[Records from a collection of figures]
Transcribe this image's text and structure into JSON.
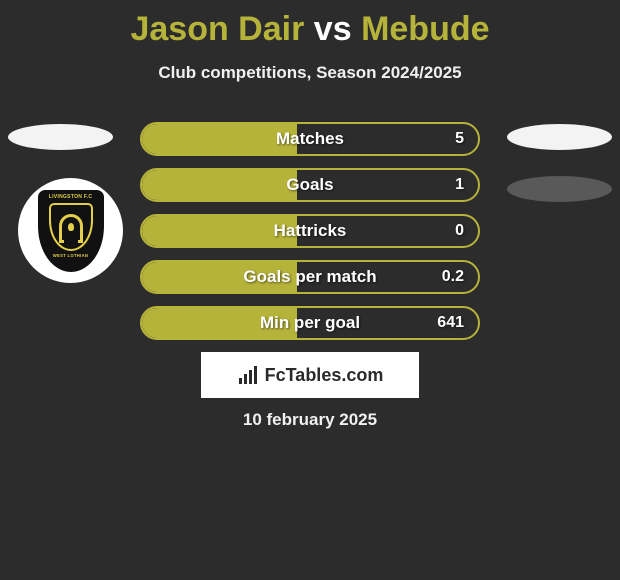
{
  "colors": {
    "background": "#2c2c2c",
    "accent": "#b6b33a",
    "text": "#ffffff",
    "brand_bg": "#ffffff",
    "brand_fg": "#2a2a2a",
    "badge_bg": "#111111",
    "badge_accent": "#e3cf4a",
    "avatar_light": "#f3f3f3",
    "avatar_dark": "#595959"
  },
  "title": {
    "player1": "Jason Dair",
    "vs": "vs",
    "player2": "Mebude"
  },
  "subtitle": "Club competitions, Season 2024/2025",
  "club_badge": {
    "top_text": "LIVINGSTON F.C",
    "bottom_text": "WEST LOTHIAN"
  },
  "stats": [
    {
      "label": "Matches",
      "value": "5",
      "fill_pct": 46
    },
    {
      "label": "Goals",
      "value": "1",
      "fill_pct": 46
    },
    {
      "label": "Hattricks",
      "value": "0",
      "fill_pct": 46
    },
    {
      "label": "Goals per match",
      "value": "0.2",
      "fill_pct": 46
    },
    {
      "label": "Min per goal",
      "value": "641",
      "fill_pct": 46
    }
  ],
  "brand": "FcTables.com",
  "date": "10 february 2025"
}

■ **WHAT THIS TASK INVOLVES**
Omit the pictures. Output every record above word for word.

■ **OUTPUT**
Transcribe this image's text and structure into JSON.
{
  "colors": {
    "background": "#2c2c2c",
    "accent": "#b6b33a",
    "text": "#ffffff",
    "brand_bg": "#ffffff",
    "brand_fg": "#2a2a2a",
    "badge_bg": "#111111",
    "badge_accent": "#e3cf4a",
    "avatar_light": "#f3f3f3",
    "avatar_dark": "#595959"
  },
  "title": {
    "player1": "Jason Dair",
    "vs": "vs",
    "player2": "Mebude"
  },
  "subtitle": "Club competitions, Season 2024/2025",
  "club_badge": {
    "top_text": "LIVINGSTON F.C",
    "bottom_text": "WEST LOTHIAN"
  },
  "stats": [
    {
      "label": "Matches",
      "value": "5",
      "fill_pct": 46
    },
    {
      "label": "Goals",
      "value": "1",
      "fill_pct": 46
    },
    {
      "label": "Hattricks",
      "value": "0",
      "fill_pct": 46
    },
    {
      "label": "Goals per match",
      "value": "0.2",
      "fill_pct": 46
    },
    {
      "label": "Min per goal",
      "value": "641",
      "fill_pct": 46
    }
  ],
  "brand": "FcTables.com",
  "date": "10 february 2025"
}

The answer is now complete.